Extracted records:
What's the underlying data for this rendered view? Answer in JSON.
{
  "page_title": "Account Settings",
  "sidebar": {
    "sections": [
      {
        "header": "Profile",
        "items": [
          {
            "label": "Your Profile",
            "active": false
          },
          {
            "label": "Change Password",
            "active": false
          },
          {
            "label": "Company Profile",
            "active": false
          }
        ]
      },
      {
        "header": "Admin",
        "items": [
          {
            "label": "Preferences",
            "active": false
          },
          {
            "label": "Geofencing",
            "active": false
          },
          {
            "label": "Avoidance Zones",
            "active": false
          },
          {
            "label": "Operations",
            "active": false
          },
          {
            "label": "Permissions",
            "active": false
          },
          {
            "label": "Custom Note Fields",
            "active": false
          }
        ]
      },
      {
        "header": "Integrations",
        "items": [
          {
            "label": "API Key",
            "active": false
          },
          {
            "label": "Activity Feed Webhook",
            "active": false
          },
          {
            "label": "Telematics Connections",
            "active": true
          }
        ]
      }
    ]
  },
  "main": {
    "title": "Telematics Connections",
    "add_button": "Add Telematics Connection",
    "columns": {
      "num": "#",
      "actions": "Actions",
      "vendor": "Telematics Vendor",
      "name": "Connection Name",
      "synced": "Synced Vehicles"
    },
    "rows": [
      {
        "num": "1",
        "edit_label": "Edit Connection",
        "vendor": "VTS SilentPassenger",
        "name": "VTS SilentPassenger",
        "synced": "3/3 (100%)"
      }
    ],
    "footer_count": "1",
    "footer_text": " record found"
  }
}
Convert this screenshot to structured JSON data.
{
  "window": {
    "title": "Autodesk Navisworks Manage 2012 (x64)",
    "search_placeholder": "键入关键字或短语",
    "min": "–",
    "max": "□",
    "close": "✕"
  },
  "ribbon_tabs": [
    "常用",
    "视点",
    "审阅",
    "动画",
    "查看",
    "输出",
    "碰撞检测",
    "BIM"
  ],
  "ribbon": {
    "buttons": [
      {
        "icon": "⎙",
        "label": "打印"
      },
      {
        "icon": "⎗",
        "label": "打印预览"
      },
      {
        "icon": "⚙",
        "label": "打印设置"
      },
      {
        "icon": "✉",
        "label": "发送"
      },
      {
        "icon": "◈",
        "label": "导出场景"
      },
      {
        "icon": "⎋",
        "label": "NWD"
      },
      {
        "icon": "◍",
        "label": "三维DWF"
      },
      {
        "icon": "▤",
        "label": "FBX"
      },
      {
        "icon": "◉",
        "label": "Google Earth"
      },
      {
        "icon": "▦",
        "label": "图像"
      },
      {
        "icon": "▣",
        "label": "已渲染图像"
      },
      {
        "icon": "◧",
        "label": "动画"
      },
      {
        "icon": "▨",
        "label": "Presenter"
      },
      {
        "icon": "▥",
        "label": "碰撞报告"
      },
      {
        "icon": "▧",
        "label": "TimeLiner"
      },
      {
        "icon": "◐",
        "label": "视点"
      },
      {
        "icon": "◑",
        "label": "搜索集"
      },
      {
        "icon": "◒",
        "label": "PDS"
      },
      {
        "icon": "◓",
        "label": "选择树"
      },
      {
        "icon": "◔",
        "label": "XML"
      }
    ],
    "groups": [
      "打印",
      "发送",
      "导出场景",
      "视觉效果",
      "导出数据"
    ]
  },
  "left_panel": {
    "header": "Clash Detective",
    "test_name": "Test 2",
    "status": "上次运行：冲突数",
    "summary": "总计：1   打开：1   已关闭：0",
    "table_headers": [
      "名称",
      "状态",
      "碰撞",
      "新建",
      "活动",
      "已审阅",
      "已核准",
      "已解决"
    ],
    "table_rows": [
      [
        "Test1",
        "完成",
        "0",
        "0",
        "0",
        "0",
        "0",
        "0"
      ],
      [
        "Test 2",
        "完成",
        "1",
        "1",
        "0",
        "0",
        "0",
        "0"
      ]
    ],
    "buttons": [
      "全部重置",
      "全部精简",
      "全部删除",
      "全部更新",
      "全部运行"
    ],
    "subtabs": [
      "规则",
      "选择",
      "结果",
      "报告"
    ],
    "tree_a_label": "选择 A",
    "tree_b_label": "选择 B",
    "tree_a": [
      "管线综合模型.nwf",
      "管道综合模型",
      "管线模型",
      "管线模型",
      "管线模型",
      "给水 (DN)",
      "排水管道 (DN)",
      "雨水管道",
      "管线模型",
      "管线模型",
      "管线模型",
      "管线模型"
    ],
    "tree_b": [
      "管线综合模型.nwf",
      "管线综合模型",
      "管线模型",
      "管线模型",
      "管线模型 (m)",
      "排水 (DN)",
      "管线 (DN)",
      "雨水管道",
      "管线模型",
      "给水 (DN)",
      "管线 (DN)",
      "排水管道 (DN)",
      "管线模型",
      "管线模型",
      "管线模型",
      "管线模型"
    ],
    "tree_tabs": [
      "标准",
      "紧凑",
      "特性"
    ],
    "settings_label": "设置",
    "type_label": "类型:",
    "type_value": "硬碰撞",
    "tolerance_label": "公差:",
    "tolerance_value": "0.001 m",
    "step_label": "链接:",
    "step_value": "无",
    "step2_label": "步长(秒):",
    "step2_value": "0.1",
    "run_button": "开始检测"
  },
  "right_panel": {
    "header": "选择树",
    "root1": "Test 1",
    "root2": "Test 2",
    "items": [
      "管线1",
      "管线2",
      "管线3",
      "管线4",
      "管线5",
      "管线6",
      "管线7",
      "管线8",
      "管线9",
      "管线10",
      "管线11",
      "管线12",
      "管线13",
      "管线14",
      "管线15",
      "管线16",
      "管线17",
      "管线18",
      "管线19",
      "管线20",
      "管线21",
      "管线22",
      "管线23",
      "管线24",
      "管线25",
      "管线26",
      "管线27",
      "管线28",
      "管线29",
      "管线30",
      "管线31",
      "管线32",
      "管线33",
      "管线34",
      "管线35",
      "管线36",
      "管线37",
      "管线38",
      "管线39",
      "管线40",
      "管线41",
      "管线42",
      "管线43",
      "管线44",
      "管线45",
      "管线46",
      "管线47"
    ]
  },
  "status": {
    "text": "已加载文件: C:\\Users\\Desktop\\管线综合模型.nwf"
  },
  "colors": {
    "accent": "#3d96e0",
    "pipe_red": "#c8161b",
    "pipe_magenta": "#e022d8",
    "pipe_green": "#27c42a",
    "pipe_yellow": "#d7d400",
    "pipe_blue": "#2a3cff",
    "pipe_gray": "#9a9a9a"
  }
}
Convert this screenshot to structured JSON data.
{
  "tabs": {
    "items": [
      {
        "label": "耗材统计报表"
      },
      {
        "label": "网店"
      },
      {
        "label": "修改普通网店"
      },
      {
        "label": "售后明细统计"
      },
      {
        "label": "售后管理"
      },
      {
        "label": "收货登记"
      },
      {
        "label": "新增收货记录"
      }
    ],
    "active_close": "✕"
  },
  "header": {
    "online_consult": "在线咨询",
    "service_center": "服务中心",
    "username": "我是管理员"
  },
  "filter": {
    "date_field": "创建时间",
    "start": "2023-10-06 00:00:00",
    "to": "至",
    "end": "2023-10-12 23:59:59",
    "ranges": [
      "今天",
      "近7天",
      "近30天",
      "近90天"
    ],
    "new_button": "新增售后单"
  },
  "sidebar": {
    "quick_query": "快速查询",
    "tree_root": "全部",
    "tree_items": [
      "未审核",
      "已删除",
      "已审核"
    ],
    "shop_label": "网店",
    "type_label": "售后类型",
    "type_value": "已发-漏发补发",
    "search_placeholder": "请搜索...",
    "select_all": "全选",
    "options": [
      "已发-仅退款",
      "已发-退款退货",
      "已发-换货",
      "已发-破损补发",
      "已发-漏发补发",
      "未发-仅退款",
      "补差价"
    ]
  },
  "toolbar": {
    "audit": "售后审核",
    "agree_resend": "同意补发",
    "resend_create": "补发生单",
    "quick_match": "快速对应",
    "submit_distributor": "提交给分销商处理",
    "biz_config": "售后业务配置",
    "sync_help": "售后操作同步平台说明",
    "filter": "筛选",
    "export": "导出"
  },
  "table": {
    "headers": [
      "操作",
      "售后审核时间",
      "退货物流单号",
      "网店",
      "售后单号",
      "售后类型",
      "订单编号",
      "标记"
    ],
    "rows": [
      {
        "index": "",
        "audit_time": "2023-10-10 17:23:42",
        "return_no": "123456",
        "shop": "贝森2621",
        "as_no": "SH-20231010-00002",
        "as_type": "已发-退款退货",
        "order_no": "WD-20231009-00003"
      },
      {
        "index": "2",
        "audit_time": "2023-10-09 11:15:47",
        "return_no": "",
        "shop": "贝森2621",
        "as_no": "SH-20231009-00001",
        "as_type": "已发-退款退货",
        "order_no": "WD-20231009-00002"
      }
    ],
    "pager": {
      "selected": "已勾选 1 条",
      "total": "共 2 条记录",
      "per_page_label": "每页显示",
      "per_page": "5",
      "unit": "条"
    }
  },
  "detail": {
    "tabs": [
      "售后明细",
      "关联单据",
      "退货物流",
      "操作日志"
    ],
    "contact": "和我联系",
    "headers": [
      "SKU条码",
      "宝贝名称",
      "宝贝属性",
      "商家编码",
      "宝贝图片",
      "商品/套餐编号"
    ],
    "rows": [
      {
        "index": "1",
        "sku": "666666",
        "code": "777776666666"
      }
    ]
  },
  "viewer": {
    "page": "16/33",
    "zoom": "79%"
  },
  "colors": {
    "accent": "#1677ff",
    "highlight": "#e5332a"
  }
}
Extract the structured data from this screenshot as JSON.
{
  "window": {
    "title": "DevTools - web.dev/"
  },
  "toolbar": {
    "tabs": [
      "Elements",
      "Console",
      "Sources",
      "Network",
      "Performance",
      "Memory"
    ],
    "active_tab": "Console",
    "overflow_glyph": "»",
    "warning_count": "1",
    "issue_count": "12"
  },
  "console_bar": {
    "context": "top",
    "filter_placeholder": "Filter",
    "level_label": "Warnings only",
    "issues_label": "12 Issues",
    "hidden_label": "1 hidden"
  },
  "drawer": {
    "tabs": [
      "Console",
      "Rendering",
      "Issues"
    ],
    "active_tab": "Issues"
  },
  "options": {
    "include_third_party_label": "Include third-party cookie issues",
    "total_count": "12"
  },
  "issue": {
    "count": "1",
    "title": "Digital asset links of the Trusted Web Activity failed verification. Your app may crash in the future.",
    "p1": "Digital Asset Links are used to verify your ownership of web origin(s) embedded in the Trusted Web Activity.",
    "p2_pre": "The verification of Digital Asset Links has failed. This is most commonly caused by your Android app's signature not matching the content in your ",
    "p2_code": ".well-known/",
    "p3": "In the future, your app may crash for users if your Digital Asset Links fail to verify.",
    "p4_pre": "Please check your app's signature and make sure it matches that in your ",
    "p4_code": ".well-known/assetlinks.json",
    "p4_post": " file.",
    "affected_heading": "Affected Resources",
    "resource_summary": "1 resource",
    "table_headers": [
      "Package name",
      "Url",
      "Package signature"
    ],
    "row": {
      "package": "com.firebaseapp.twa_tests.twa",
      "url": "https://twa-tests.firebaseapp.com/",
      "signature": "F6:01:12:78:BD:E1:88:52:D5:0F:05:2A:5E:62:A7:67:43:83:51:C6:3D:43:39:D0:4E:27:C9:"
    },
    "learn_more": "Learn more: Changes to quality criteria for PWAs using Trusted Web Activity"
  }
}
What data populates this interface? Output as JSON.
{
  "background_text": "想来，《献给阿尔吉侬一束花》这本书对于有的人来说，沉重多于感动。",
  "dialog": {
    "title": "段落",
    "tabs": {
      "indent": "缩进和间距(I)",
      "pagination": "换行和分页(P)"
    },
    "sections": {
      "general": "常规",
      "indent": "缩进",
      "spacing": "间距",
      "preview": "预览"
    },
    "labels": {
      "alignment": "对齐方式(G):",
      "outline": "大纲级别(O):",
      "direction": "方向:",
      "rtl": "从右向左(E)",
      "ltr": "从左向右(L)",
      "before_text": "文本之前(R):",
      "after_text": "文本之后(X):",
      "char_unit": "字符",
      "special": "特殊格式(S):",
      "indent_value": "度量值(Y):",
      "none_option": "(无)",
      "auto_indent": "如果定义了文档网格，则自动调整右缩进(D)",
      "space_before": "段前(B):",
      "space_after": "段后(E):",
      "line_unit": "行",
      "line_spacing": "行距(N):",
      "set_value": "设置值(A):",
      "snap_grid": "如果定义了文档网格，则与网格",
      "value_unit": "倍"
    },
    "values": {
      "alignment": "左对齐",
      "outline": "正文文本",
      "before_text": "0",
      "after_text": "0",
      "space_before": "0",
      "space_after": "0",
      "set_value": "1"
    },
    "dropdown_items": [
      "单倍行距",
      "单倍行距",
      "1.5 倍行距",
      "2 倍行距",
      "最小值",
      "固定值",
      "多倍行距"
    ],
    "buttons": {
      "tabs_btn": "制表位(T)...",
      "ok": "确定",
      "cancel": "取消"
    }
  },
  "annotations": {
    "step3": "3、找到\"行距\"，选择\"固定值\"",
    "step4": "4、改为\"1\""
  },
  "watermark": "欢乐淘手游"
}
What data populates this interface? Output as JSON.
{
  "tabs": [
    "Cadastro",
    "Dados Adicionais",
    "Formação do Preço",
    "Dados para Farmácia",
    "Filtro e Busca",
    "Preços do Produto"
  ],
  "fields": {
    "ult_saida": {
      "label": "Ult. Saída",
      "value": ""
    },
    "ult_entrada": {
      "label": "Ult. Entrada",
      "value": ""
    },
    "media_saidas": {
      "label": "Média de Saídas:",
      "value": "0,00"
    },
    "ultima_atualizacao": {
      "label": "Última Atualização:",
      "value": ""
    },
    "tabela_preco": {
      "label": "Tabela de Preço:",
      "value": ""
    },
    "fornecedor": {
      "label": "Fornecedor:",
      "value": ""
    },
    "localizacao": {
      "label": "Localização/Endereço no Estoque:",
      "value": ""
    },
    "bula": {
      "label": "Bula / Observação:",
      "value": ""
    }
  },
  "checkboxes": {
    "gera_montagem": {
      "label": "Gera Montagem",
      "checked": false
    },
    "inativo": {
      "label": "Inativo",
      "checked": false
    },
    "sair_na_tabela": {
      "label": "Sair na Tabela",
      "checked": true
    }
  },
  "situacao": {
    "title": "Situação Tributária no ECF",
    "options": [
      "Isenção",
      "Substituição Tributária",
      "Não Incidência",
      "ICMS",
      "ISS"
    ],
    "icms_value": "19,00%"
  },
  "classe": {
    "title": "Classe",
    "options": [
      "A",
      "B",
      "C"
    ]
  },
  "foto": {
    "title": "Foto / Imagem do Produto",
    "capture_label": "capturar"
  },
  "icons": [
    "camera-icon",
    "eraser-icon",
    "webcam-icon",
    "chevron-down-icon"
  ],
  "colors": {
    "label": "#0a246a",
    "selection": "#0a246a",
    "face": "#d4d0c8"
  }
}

Brief - From the material given, work out how many lines hold the string "Connections"; state that number and nothing further.

Output below - 2